What to work on → Skip the pictures. Transcribe the rest of the data below without changing a word.

Stored records
==============================
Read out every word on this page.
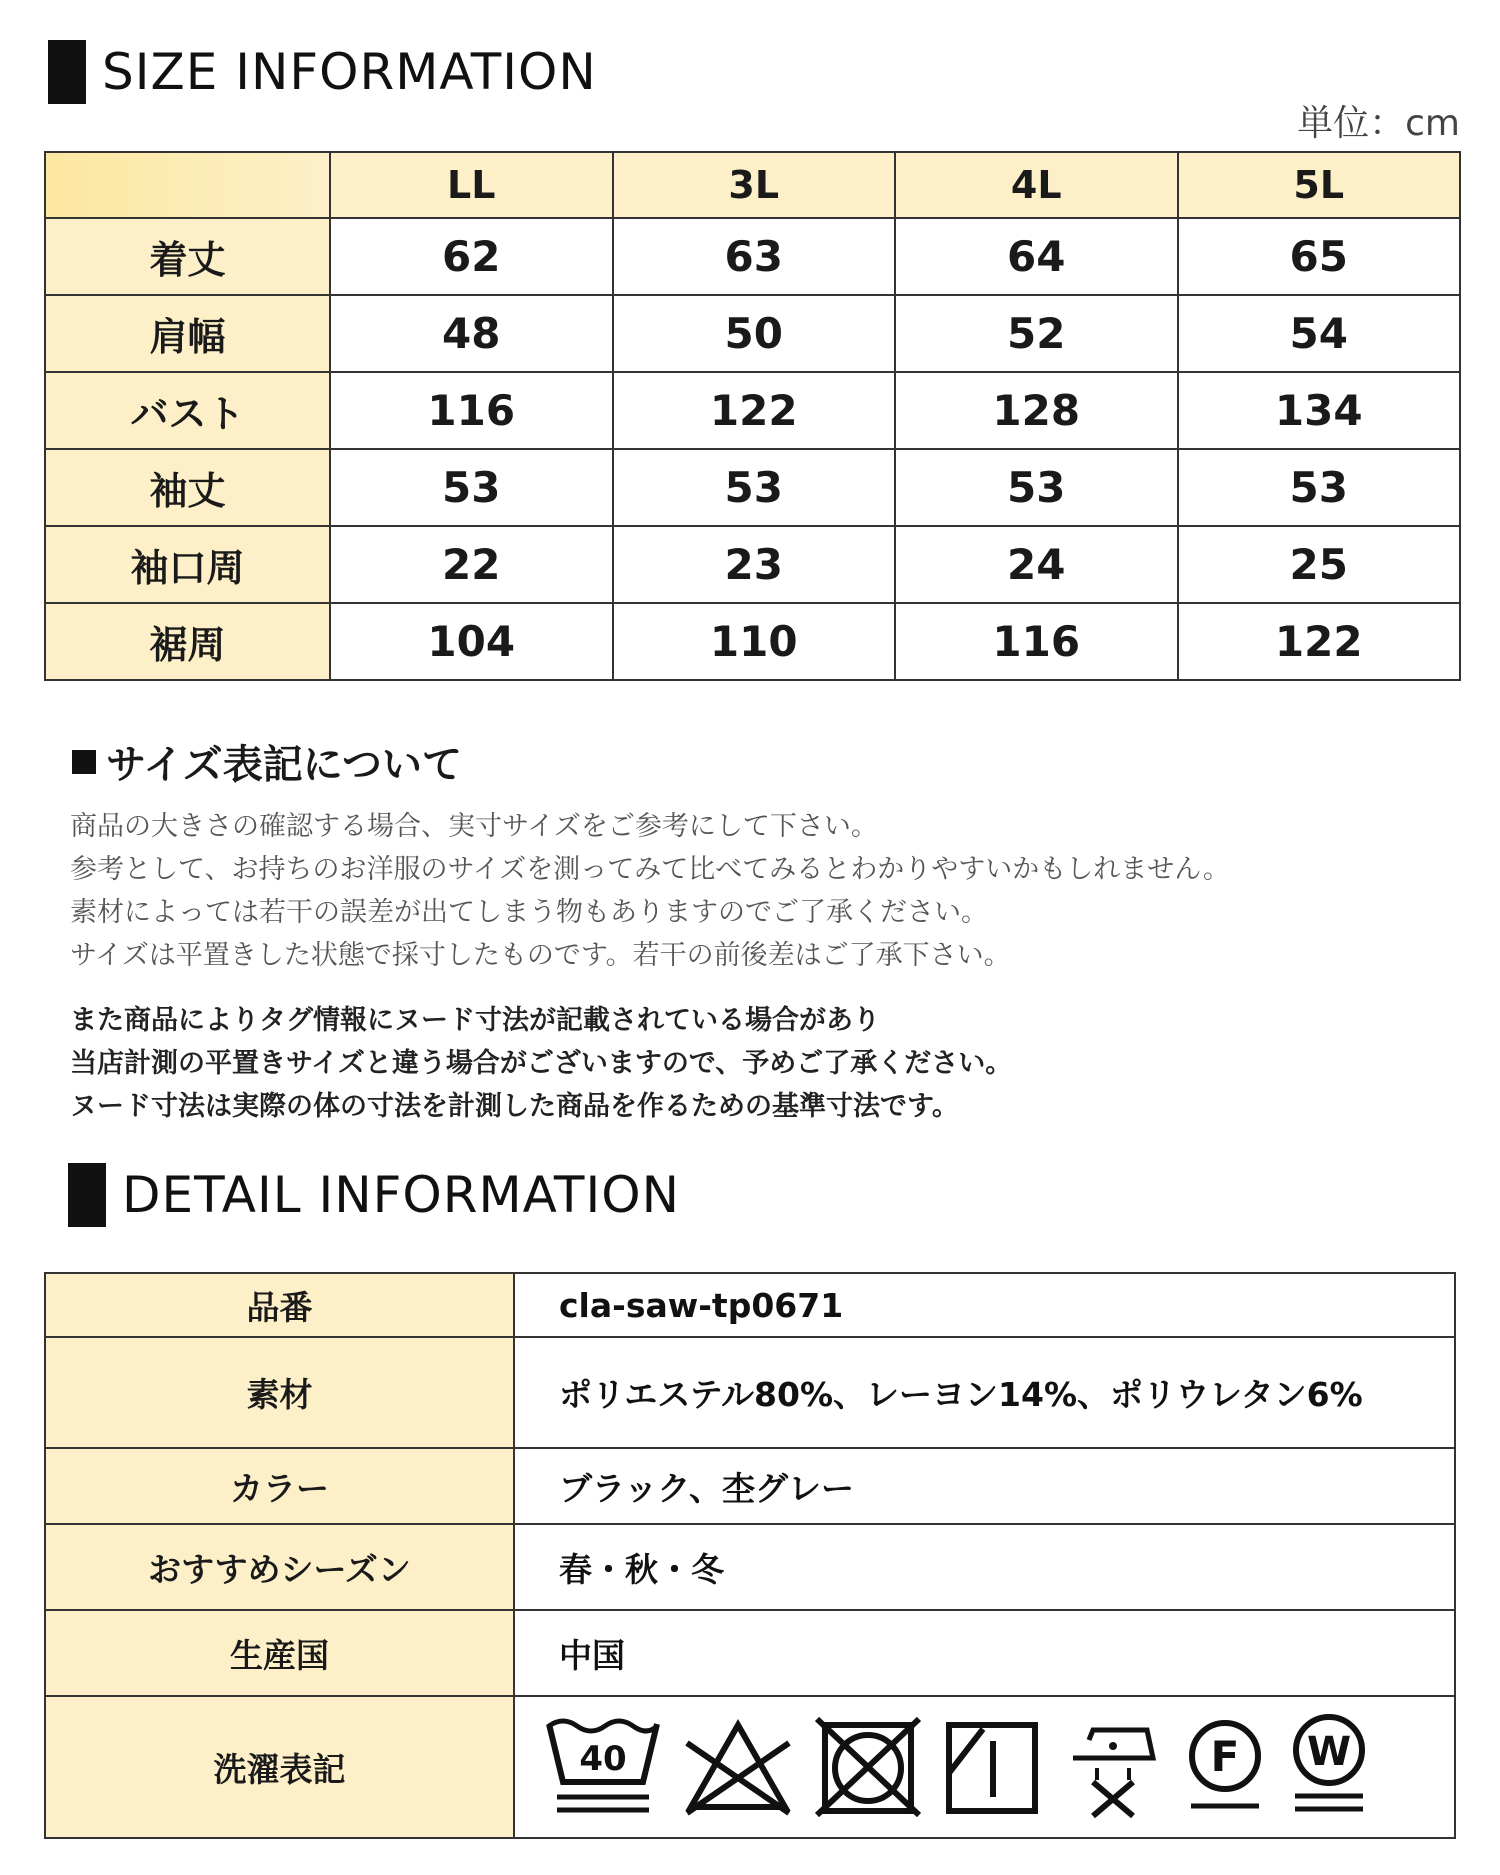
SIZE INFORMATION
単位：cm
	LL	3L	4L	5L
着丈	62	63	64	65
肩幅	48	50	52	54
バスト	116	122	128	134
袖丈	53	53	53	53
袖口周	22	23	24	25
裾周	104	110	116	122
サイズ表記について

商品の大きさの確認する場合、実寸サイズをご参考にして下さい。

参考として、お持ちのお洋服のサイズを測ってみて比べてみるとわかりやすいかもしれません。

素材によっては若干の誤差が出てしまう物もありますのでご了承ください。

サイズは平置きした状態で採寸したものです。若干の前後差はご了承下さい。

また商品によりタグ情報にヌード寸法が記載されている場合があり

当店計測の平置きサイズと違う場合がございますので、予めご了承ください。

ヌード寸法は実際の体の寸法を計測した商品を作るための基準寸法です。

DETAIL INFORMATION
品番	cla-saw-tp0671
素材	ポリエステル80%、レーヨン14%、ポリウレタン6%
カラー	ブラック、杢グレー
おすすめシーズン	春・秋・冬
生産国	中国
洗濯表記	40 F W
==============================
Answer to this problem →
Read out every word on this page.
SIZE INFORMATION
単位：cm
	LL	3L	4L	5L
着丈	62	63	64	65
肩幅	48	50	52	54
バスト	116	122	128	134
袖丈	53	53	53	53
袖口周	22	23	24	25
裾周	104	110	116	122
サイズ表記について

商品の大きさの確認する場合、実寸サイズをご参考にして下さい。

参考として、お持ちのお洋服のサイズを測ってみて比べてみるとわかりやすいかもしれません。

素材によっては若干の誤差が出てしまう物もありますのでご了承ください。

サイズは平置きした状態で採寸したものです。若干の前後差はご了承下さい。

また商品によりタグ情報にヌード寸法が記載されている場合があり

当店計測の平置きサイズと違う場合がございますので、予めご了承ください。

ヌード寸法は実際の体の寸法を計測した商品を作るための基準寸法です。

DETAIL INFORMATION
品番	cla-saw-tp0671
素材	ポリエステル80%、レーヨン14%、ポリウレタン6%
カラー	ブラック、杢グレー
おすすめシーズン	春・秋・冬
生産国	中国
洗濯表記	40 F W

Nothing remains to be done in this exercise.